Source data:
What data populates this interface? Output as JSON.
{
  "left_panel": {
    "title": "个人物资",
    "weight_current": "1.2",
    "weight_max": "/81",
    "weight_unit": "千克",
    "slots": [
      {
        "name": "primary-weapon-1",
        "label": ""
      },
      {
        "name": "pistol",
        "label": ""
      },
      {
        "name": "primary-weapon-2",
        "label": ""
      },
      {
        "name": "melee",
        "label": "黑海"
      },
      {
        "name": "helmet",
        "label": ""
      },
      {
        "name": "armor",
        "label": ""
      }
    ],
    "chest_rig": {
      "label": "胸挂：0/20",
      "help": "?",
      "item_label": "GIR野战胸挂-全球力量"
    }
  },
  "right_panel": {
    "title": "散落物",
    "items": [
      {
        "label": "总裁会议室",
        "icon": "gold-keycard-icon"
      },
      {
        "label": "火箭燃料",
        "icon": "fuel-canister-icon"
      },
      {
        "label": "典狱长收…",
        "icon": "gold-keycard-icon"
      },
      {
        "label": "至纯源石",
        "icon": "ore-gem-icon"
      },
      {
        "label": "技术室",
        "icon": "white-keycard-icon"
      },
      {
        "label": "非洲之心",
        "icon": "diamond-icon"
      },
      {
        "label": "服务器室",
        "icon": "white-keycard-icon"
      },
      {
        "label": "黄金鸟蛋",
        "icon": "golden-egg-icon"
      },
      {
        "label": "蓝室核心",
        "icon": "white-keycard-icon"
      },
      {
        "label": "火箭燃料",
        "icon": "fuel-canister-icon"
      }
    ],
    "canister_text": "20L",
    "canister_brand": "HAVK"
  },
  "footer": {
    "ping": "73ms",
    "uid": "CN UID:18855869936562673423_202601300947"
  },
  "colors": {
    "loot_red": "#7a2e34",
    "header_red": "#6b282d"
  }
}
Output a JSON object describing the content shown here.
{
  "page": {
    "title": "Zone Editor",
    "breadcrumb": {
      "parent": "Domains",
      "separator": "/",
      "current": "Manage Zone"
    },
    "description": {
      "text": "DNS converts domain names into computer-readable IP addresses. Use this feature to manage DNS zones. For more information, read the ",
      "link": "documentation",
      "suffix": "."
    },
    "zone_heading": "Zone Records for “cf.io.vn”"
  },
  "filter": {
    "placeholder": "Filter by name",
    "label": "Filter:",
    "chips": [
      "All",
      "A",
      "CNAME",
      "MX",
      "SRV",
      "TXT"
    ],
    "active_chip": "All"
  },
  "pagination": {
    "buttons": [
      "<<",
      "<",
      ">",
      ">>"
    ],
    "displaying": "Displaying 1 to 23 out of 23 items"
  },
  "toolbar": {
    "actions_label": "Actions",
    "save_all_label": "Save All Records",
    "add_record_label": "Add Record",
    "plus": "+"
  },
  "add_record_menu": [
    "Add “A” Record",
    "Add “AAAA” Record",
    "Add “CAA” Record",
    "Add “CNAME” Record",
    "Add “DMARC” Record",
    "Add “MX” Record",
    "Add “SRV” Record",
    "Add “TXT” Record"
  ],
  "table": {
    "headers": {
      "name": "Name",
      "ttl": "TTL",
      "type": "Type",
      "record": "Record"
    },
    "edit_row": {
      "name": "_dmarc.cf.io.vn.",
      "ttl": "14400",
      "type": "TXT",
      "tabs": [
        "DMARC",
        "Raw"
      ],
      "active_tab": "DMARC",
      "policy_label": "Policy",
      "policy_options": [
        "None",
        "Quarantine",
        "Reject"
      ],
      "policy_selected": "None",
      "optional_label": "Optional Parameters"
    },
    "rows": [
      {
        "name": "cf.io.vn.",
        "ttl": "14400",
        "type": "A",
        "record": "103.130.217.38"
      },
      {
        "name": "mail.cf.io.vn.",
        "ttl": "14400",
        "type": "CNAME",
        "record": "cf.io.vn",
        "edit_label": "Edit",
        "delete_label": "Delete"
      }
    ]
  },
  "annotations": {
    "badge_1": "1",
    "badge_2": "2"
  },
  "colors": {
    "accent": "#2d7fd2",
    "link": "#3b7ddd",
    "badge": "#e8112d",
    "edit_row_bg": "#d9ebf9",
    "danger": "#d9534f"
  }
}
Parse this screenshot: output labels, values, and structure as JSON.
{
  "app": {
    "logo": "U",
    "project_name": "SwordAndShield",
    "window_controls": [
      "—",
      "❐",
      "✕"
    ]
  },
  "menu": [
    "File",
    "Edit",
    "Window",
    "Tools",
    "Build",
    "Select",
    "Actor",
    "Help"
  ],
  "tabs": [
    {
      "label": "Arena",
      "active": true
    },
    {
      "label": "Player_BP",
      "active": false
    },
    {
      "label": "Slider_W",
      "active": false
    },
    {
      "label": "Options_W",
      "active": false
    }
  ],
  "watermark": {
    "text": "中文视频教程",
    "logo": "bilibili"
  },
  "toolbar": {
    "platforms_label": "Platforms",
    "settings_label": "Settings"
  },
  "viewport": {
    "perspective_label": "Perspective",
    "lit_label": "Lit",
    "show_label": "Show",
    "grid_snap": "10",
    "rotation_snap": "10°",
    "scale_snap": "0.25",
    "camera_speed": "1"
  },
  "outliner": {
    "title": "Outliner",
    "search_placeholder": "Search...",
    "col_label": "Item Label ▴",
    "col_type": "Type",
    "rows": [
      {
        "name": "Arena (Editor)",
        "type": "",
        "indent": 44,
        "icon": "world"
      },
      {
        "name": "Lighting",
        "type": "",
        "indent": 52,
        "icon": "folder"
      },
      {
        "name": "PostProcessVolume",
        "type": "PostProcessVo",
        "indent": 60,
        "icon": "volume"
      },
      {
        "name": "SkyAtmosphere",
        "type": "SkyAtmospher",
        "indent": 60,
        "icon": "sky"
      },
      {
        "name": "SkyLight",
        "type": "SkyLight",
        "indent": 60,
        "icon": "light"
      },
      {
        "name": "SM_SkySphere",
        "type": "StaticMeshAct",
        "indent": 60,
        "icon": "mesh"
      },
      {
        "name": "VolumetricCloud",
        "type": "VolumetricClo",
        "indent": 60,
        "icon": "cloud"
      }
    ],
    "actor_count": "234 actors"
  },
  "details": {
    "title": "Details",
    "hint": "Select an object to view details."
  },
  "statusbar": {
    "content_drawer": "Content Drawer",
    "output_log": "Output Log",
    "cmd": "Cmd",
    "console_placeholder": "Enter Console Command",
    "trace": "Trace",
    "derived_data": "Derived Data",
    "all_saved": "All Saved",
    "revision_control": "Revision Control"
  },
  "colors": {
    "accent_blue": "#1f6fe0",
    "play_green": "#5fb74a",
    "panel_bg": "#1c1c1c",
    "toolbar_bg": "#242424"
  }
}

■ **WORK TO BE COMPLETED**
Of the lines in the entries, how many include the word "this"? State only the number.

■ **REPLY**
3